Required work:
Do not include the pictures; repeat the rest of the data exactly.

[Collected data]
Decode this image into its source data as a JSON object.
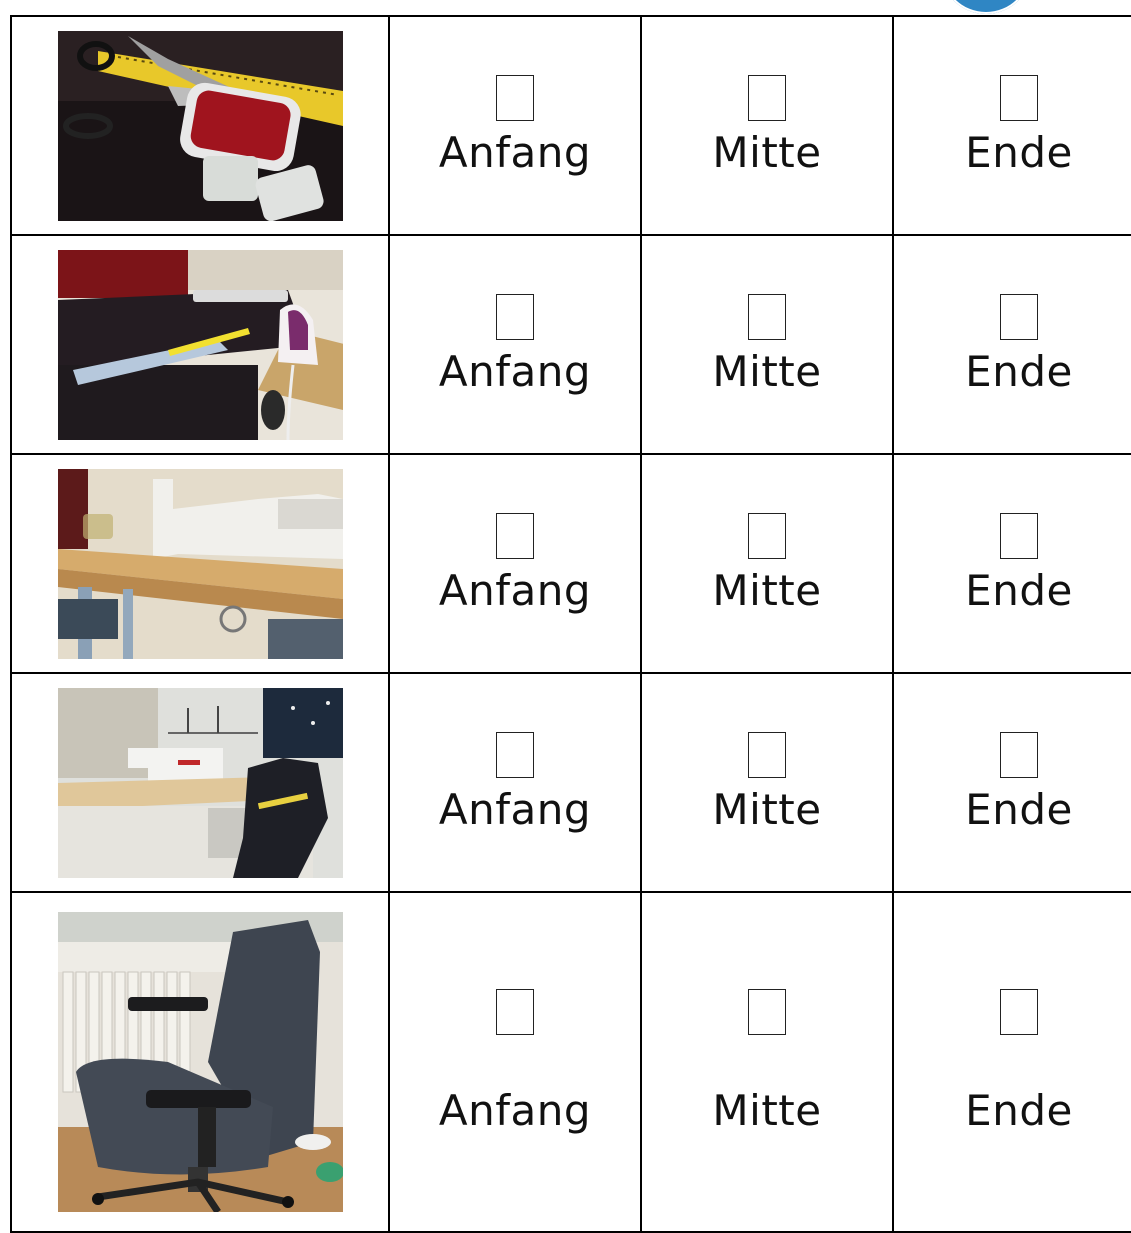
{
  "rows": [
    {
      "image": "scissors-ruler-lint-brush-photo",
      "options": [
        "Anfang",
        "Mitte",
        "Ende"
      ]
    },
    {
      "image": "ironing-table-photo",
      "options": [
        "Anfang",
        "Mitte",
        "Ende"
      ]
    },
    {
      "image": "sewing-machine-table-photo",
      "options": [
        "Anfang",
        "Mitte",
        "Ende"
      ]
    },
    {
      "image": "industrial-sewing-machine-photo",
      "options": [
        "Anfang",
        "Mitte",
        "Ende"
      ]
    },
    {
      "image": "office-chair-photo",
      "options": [
        "Anfang",
        "Mitte",
        "Ende"
      ]
    }
  ],
  "colors": {
    "logo": "#2f86c4",
    "border": "#000000"
  }
}
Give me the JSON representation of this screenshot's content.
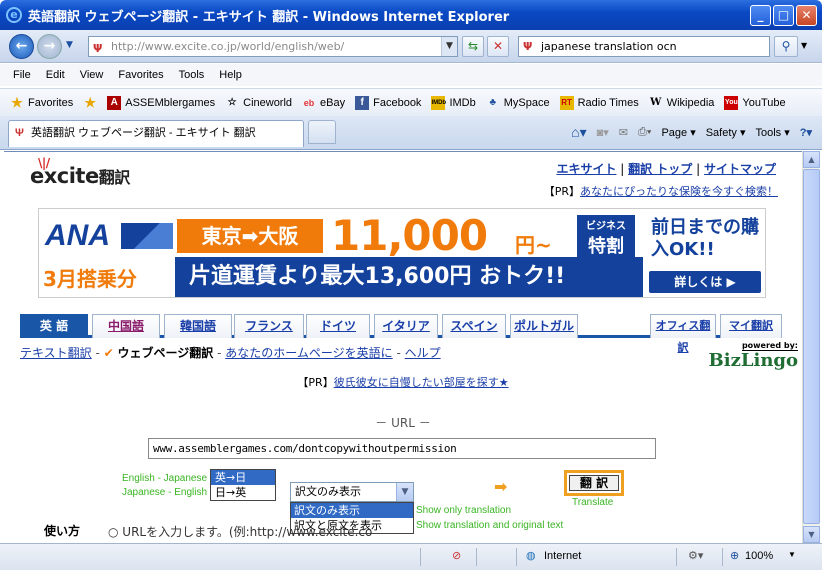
{
  "window": {
    "title": "英語翻訳 ウェブページ翻訳 - エキサイト 翻訳 - Windows Internet Explorer"
  },
  "address": {
    "url": "http://www.excite.co.jp/world/english/web/"
  },
  "search": {
    "value": "japanese translation ocn"
  },
  "menu": [
    "File",
    "Edit",
    "View",
    "Favorites",
    "Tools",
    "Help"
  ],
  "favorites": {
    "label": "Favorites",
    "items": [
      "ASSEMblergames",
      "Cineworld",
      "eBay",
      "Facebook",
      "IMDb",
      "MySpace",
      "Radio Times",
      "Wikipedia",
      "YouTube"
    ]
  },
  "tab": {
    "title": "英語翻訳 ウェブページ翻訳 - エキサイト 翻訳"
  },
  "commands": {
    "page": "Page",
    "safety": "Safety",
    "tools": "Tools"
  },
  "page": {
    "logo_main": "excite",
    "logo_sub": "翻訳",
    "toplinks": [
      "エキサイト",
      "翻訳 トップ",
      "サイトマップ"
    ],
    "pr1_prefix": "【PR】",
    "pr1_link": "あなたにぴったりな保険を今すぐ検索！",
    "banner": {
      "brand": "ANA",
      "month": "3月搭乗分",
      "route": "東京➡大阪",
      "price": "11,000",
      "price_suffix": "円~",
      "badge_top": "ビジネス",
      "badge_big": "特割",
      "tagline": "片道運賃より最大13,600円 おトク!!",
      "right_text": "前日までの購入OK!!",
      "right_button": "詳しくは ▶"
    },
    "langtabs": [
      "英 語",
      "中国語",
      "韓国語",
      "フランス",
      "ドイツ",
      "イタリア",
      "スペイン",
      "ポルトガル"
    ],
    "righttabs": [
      "オフィス翻訳",
      "マイ翻訳"
    ],
    "subnav": {
      "text_tr": "テキスト翻訳",
      "web_tr": "ウェブページ翻訳",
      "homepage": "あなたのホームページを英語に",
      "help": "ヘルプ"
    },
    "bizlingo": {
      "powered": "powered by:",
      "name": "BizLingo"
    },
    "pr2_prefix": "【PR】",
    "pr2_link": "彼氏彼女に自慢したい部屋を探す★",
    "url_heading": "－ URL －",
    "url_value": "www.assemblergames.com/dontcopywithoutpermission",
    "dir_label_1": "English - Japanese",
    "dir_label_2": "Japanese - English",
    "dir_options": [
      "英→日",
      "日→英"
    ],
    "mode_selected": "訳文のみ表示",
    "mode_options": [
      "訳文のみ表示",
      "訳文と原文を表示"
    ],
    "mode_label_1": "Show only translation",
    "mode_label_2": "Show translation and original text",
    "translate_button": "翻 訳",
    "translate_label": "Translate",
    "howto_title": "使い方",
    "howto_text": "○ URLを入力します。(例:http://www.excite.co"
  },
  "status": {
    "zone": "Internet",
    "zoom": "100%"
  }
}
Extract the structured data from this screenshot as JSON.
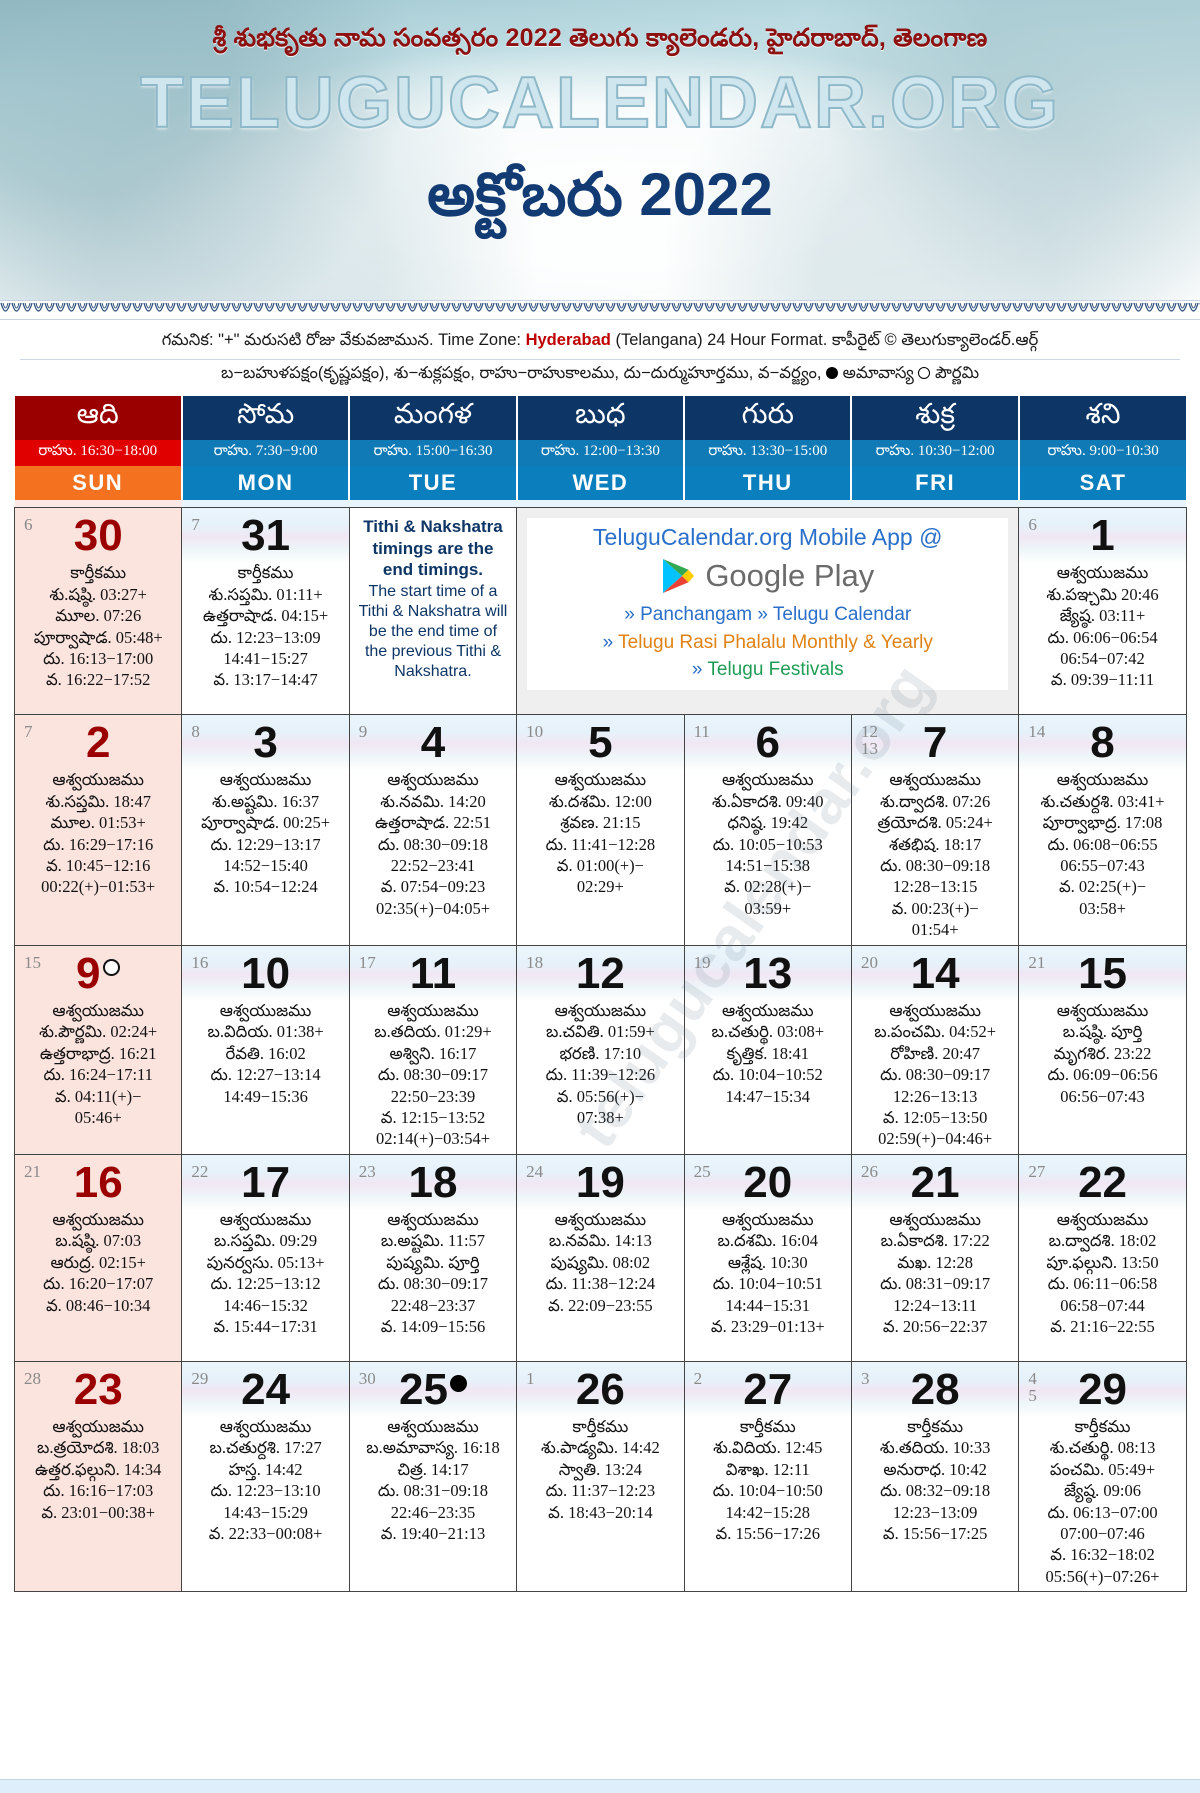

Response for this exercise:
Decode this image into its source data as a JSON object.
{
  "rows": [
    {
      "image": "scissors-ruler-lint-brush-photo",
      "options": [
        "Anfang",
        "Mitte",
        "Ende"
      ]
    },
    {
      "image": "ironing-table-photo",
      "options": [
        "Anfang",
        "Mitte",
        "Ende"
      ]
    },
    {
      "image": "sewing-machine-table-photo",
      "options": [
        "Anfang",
        "Mitte",
        "Ende"
      ]
    },
    {
      "image": "industrial-sewing-machine-photo",
      "options": [
        "Anfang",
        "Mitte",
        "Ende"
      ]
    },
    {
      "image": "office-chair-photo",
      "options": [
        "Anfang",
        "Mitte",
        "Ende"
      ]
    }
  ],
  "colors": {
    "logo": "#2f86c4",
    "border": "#000000"
  }
}
Give me the JSON representation of this screenshot's content.
{
  "window": {
    "title": "英語翻訳 ウェブページ翻訳 - エキサイト 翻訳 - Windows Internet Explorer"
  },
  "address": {
    "url": "http://www.excite.co.jp/world/english/web/"
  },
  "search": {
    "value": "japanese translation ocn"
  },
  "menu": [
    "File",
    "Edit",
    "View",
    "Favorites",
    "Tools",
    "Help"
  ],
  "favorites": {
    "label": "Favorites",
    "items": [
      "ASSEMblergames",
      "Cineworld",
      "eBay",
      "Facebook",
      "IMDb",
      "MySpace",
      "Radio Times",
      "Wikipedia",
      "YouTube"
    ]
  },
  "tab": {
    "title": "英語翻訳 ウェブページ翻訳 - エキサイト 翻訳"
  },
  "commands": {
    "page": "Page",
    "safety": "Safety",
    "tools": "Tools"
  },
  "page": {
    "logo_main": "excite",
    "logo_sub": "翻訳",
    "toplinks": [
      "エキサイト",
      "翻訳 トップ",
      "サイトマップ"
    ],
    "pr1_prefix": "【PR】",
    "pr1_link": "あなたにぴったりな保険を今すぐ検索！",
    "banner": {
      "brand": "ANA",
      "month": "3月搭乗分",
      "route": "東京➡大阪",
      "price": "11,000",
      "price_suffix": "円~",
      "badge_top": "ビジネス",
      "badge_big": "特割",
      "tagline": "片道運賃より最大13,600円 おトク!!",
      "right_text": "前日までの購入OK!!",
      "right_button": "詳しくは ▶"
    },
    "langtabs": [
      "英 語",
      "中国語",
      "韓国語",
      "フランス",
      "ドイツ",
      "イタリア",
      "スペイン",
      "ポルトガル"
    ],
    "righttabs": [
      "オフィス翻訳",
      "マイ翻訳"
    ],
    "subnav": {
      "text_tr": "テキスト翻訳",
      "web_tr": "ウェブページ翻訳",
      "homepage": "あなたのホームページを英語に",
      "help": "ヘルプ"
    },
    "bizlingo": {
      "powered": "powered by:",
      "name": "BizLingo"
    },
    "pr2_prefix": "【PR】",
    "pr2_link": "彼氏彼女に自慢したい部屋を探す★",
    "url_heading": "－ URL －",
    "url_value": "www.assemblergames.com/dontcopywithoutpermission",
    "dir_label_1": "English - Japanese",
    "dir_label_2": "Japanese - English",
    "dir_options": [
      "英→日",
      "日→英"
    ],
    "mode_selected": "訳文のみ表示",
    "mode_options": [
      "訳文のみ表示",
      "訳文と原文を表示"
    ],
    "mode_label_1": "Show only translation",
    "mode_label_2": "Show translation and original text",
    "translate_button": "翻 訳",
    "translate_label": "Translate",
    "howto_title": "使い方",
    "howto_text": "○ URLを入力します。(例:http://www.excite.co"
  },
  "status": {
    "zone": "Internet",
    "zoom": "100%"
  }
}
Extract the structured data from this screenshot as JSON.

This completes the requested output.